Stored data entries

## start

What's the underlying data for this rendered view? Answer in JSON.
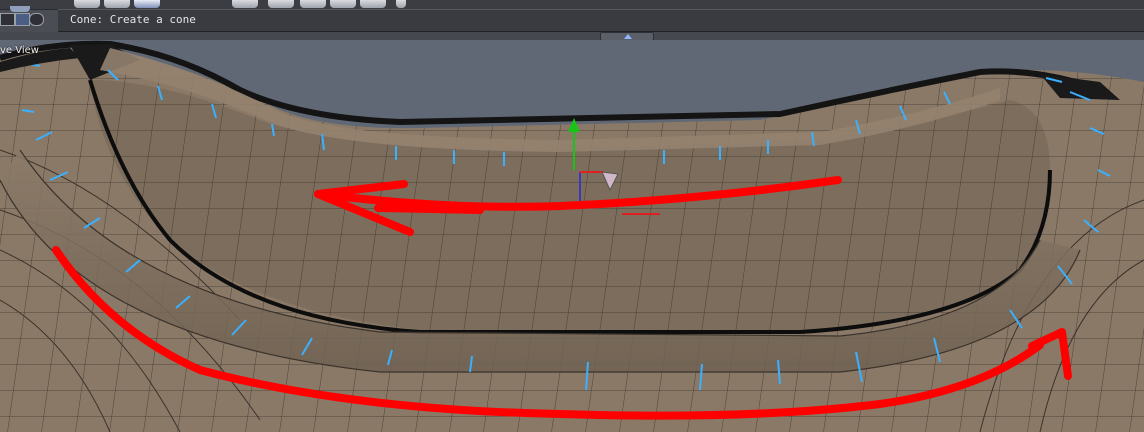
{
  "status": {
    "text": "Cone: Create a cone"
  },
  "viewport": {
    "label": "ve View"
  },
  "colors": {
    "background": "#616875",
    "surface": "#8a7866",
    "wire": "#3a332c",
    "edge_marks": "#3ab0ff",
    "annotation": "#ff0000",
    "gizmo_y": "#18c418",
    "gizmo_x": "#e02020"
  },
  "icons": [
    "sphere-icon",
    "cylinder-icon",
    "cone-icon",
    "cube-icon",
    "plane-icon",
    "settings-icon"
  ]
}
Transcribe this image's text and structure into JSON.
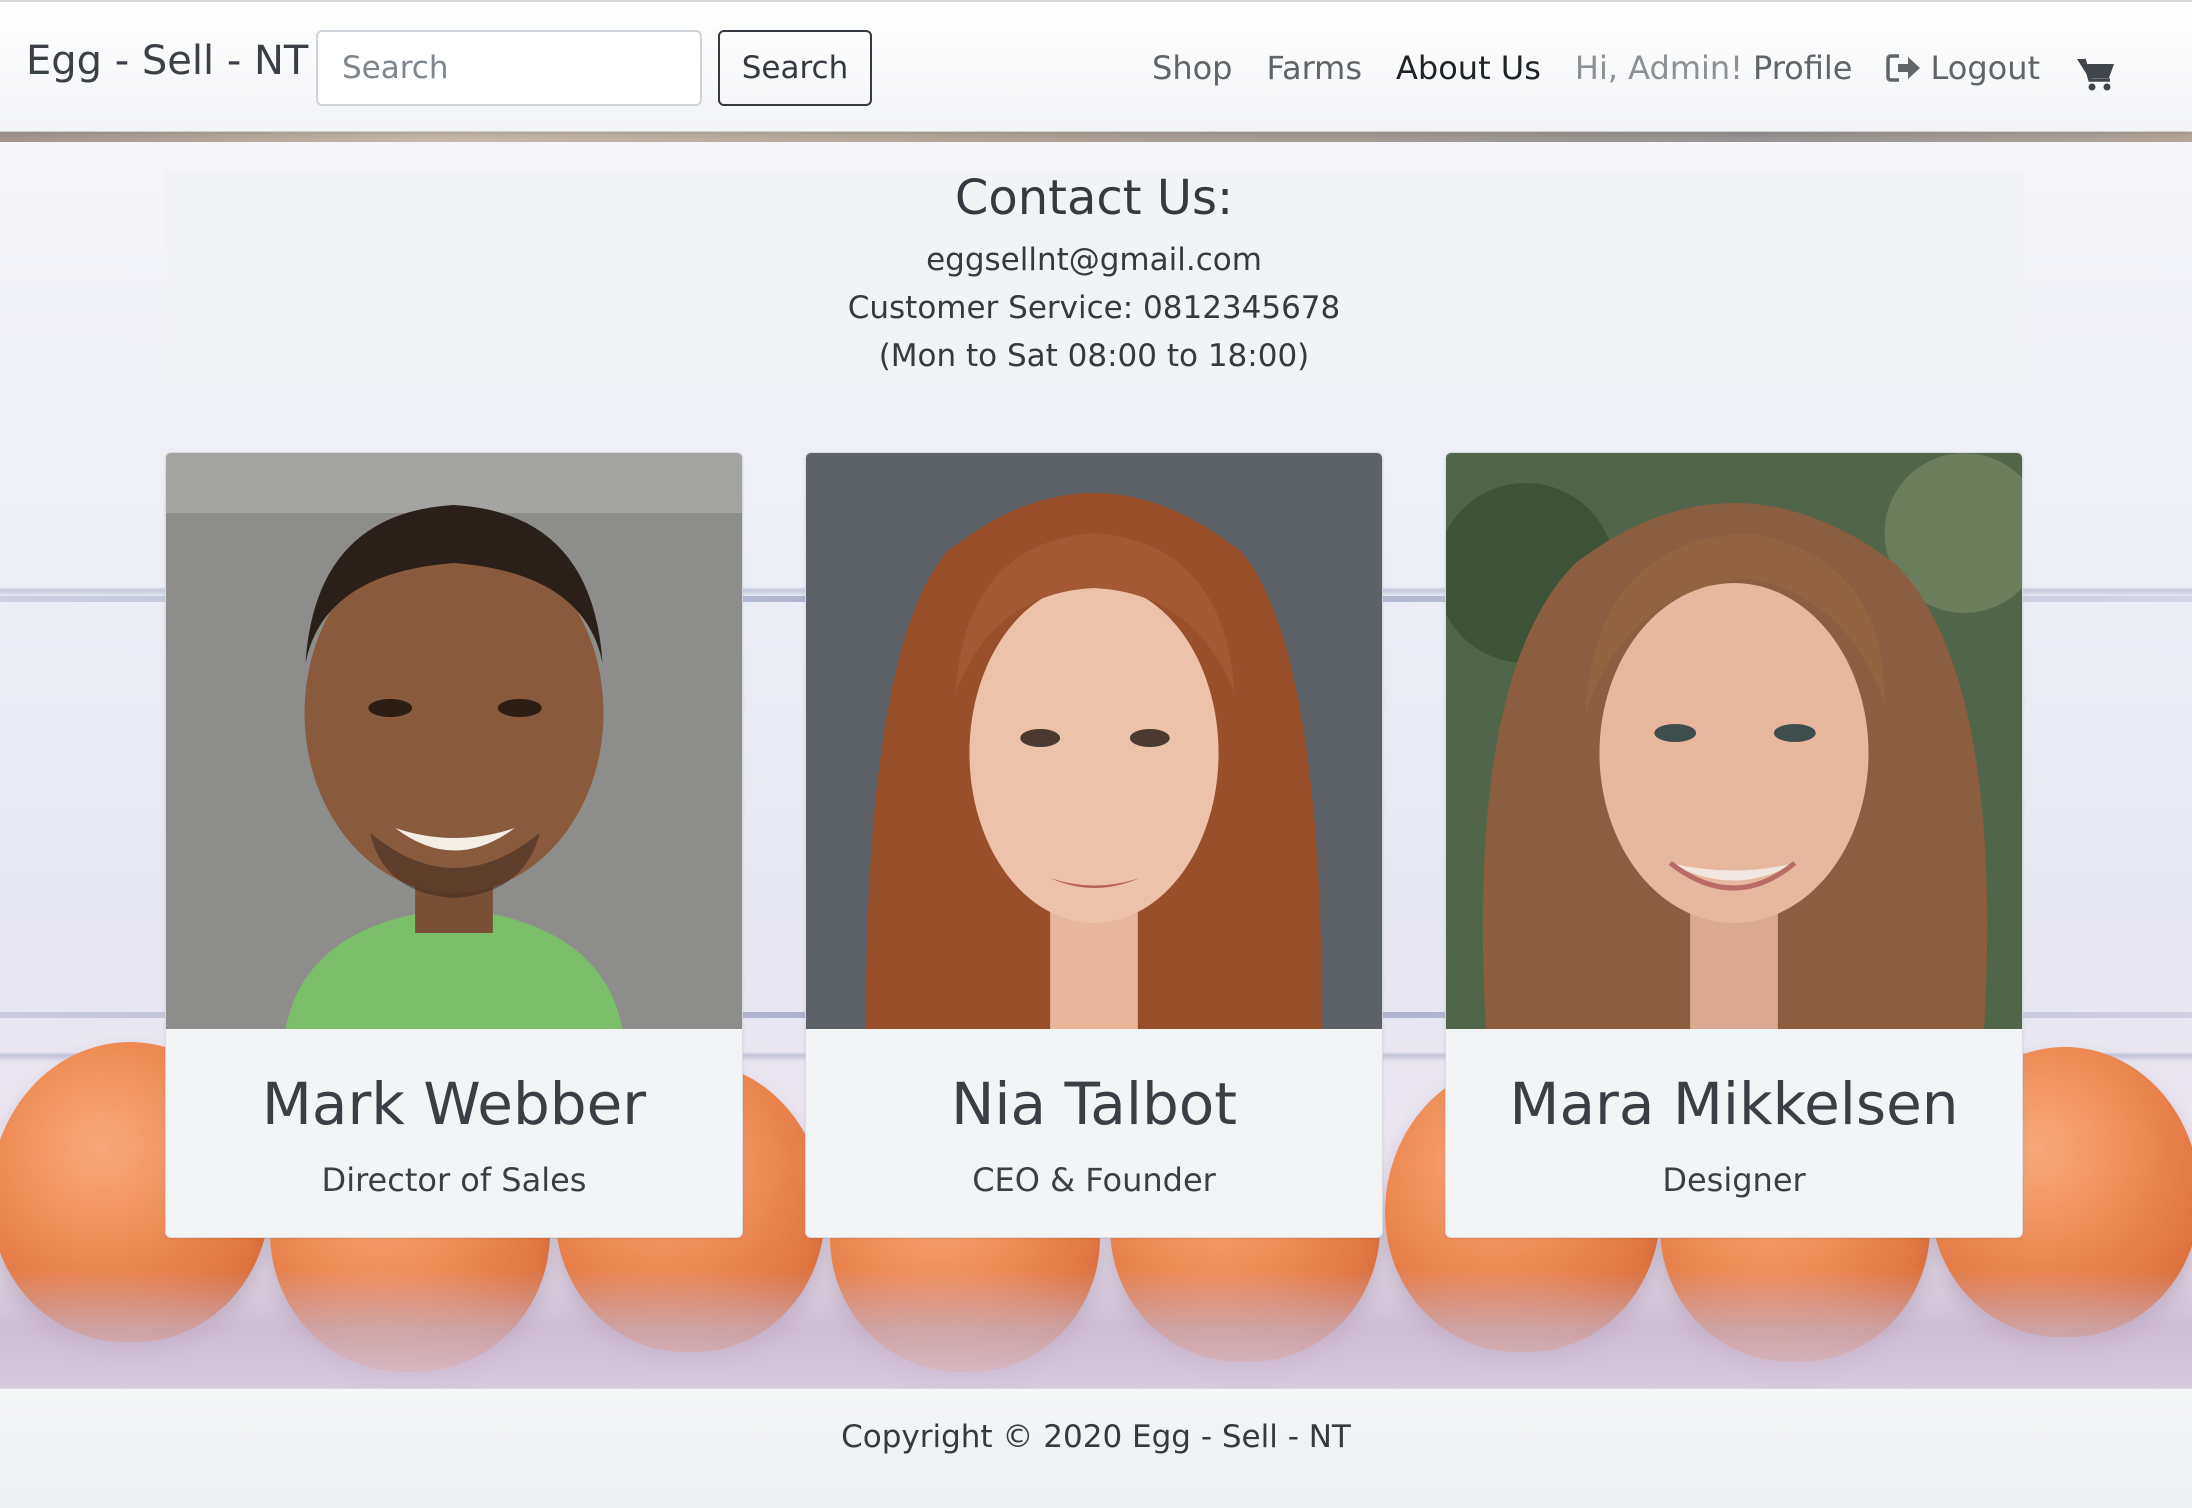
{
  "navbar": {
    "brand": "Egg - Sell - NT",
    "search_placeholder": "Search",
    "search_button": "Search",
    "links": {
      "shop": "Shop",
      "farms": "Farms",
      "about": "About Us"
    },
    "greeting": "Hi, Admin!",
    "profile": "Profile",
    "logout": "Logout",
    "cart_icon": "shopping-cart-icon"
  },
  "contact": {
    "title": "Contact Us:",
    "email": "eggsellnt@gmail.com",
    "phone": "Customer Service: 0812345678",
    "hours": "(Mon to Sat 08:00 to 18:00)"
  },
  "team": [
    {
      "name": "Mark Webber",
      "role": "Director of Sales"
    },
    {
      "name": "Nia Talbot",
      "role": "CEO & Founder"
    },
    {
      "name": "Mara Mikkelsen",
      "role": "Designer"
    }
  ],
  "footer": {
    "copyright": "Copyright © 2020 Egg - Sell - NT"
  },
  "colors": {
    "egg": "#e8804a",
    "panel": "#f2f3f5",
    "text": "#343a40"
  }
}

## end

EXERCISE TASK
Pictures excluded, quote all the data above exactly.

RESULT OF THE EXERCISE
What's the underlying data for this rendered view? Answer in JSON.
{
  "status": {
    "text": "Cone: Create a cone"
  },
  "viewport": {
    "label": "ve View"
  },
  "colors": {
    "background": "#616875",
    "surface": "#8a7866",
    "wire": "#3a332c",
    "edge_marks": "#3ab0ff",
    "annotation": "#ff0000",
    "gizmo_y": "#18c418",
    "gizmo_x": "#e02020"
  },
  "icons": [
    "sphere-icon",
    "cylinder-icon",
    "cone-icon",
    "cube-icon",
    "plane-icon",
    "settings-icon"
  ]
}
Transcribe this image's text and structure into JSON.
{
  "navbar": {
    "brand": "Egg - Sell - NT",
    "search_placeholder": "Search",
    "search_button": "Search",
    "links": {
      "shop": "Shop",
      "farms": "Farms",
      "about": "About Us"
    },
    "greeting": "Hi, Admin!",
    "profile": "Profile",
    "logout": "Logout",
    "cart_icon": "shopping-cart-icon"
  },
  "contact": {
    "title": "Contact Us:",
    "email": "eggsellnt@gmail.com",
    "phone": "Customer Service: 0812345678",
    "hours": "(Mon to Sat 08:00 to 18:00)"
  },
  "team": [
    {
      "name": "Mark Webber",
      "role": "Director of Sales"
    },
    {
      "name": "Nia Talbot",
      "role": "CEO & Founder"
    },
    {
      "name": "Mara Mikkelsen",
      "role": "Designer"
    }
  ],
  "footer": {
    "copyright": "Copyright © 2020 Egg - Sell - NT"
  },
  "colors": {
    "egg": "#e8804a",
    "panel": "#f2f3f5",
    "text": "#343a40"
  }
}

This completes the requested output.